What the task asks: Check each line of the material below, and copy it if it holds the string "Cleaning".

Given data:
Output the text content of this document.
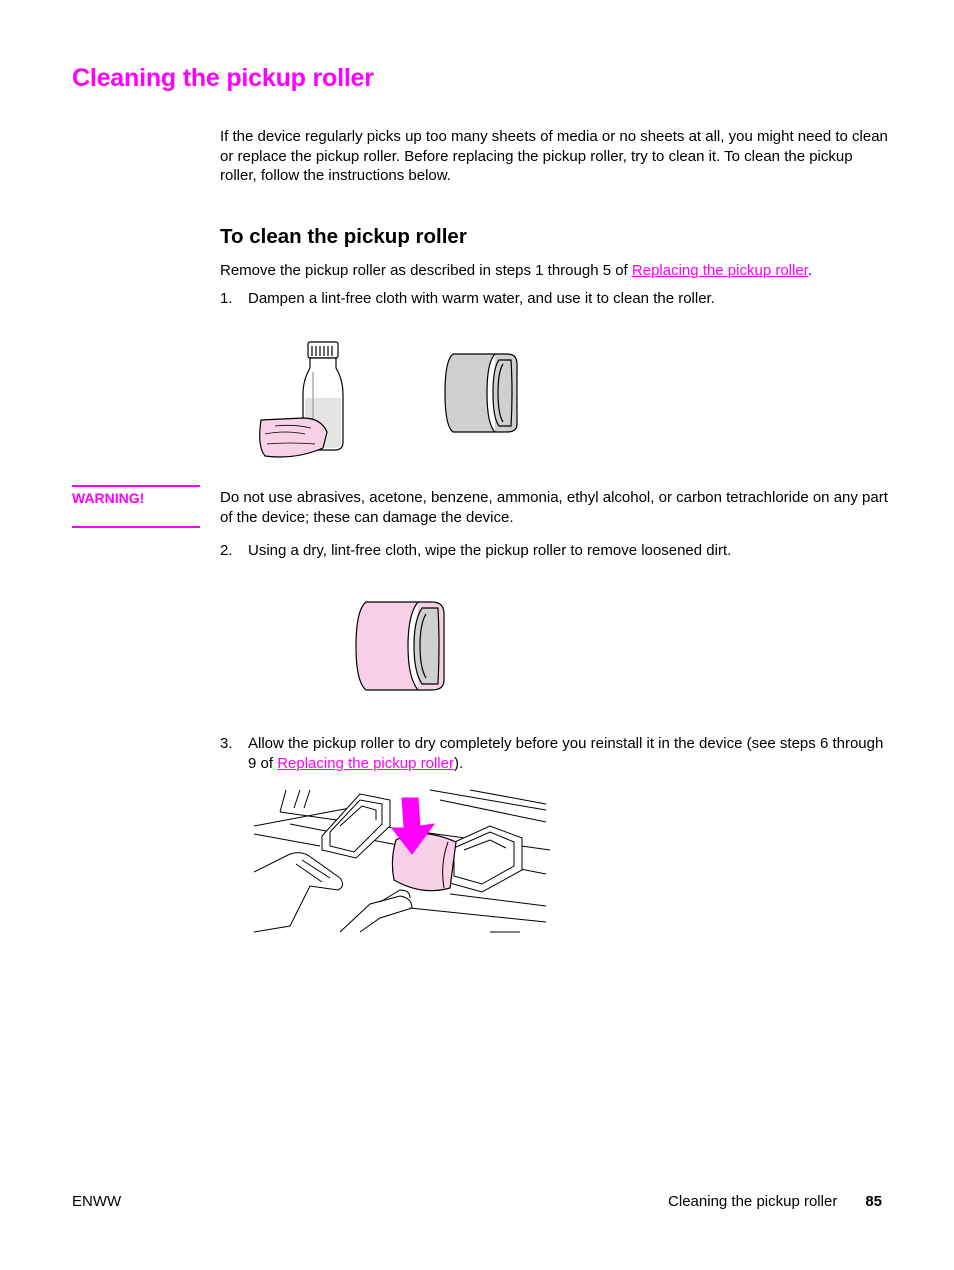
Cleaning the pickup roller
If the device regularly picks up too many sheets of media or no sheets at all, you might need to clean or replace the pickup roller. Before replacing the pickup roller, try to clean it. To clean the pickup roller, follow the instructions below.
To clean the pickup roller
Remove the pickup roller as described in steps 1 through 5 of Replacing the pickup roller.
1. Dampen a lint-free cloth with warm water, and use it to clean the roller.
WARNING!	Do not use abrasives, acetone, benzene, ammonia, ethyl alcohol, or carbon tetrachloride on any part of the device; these can damage the device.
2. Using a dry, lint-free cloth, wipe the pickup roller to remove loosened dirt.
3. Allow the pickup roller to dry completely before you reinstall it in the device (see steps 6 through 9 of Replacing the pickup roller).
ENWW	Cleaning the pickup roller 85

Response to the exercise:
Cleaning the pickup roller
ENWW	Cleaning the pickup roller 85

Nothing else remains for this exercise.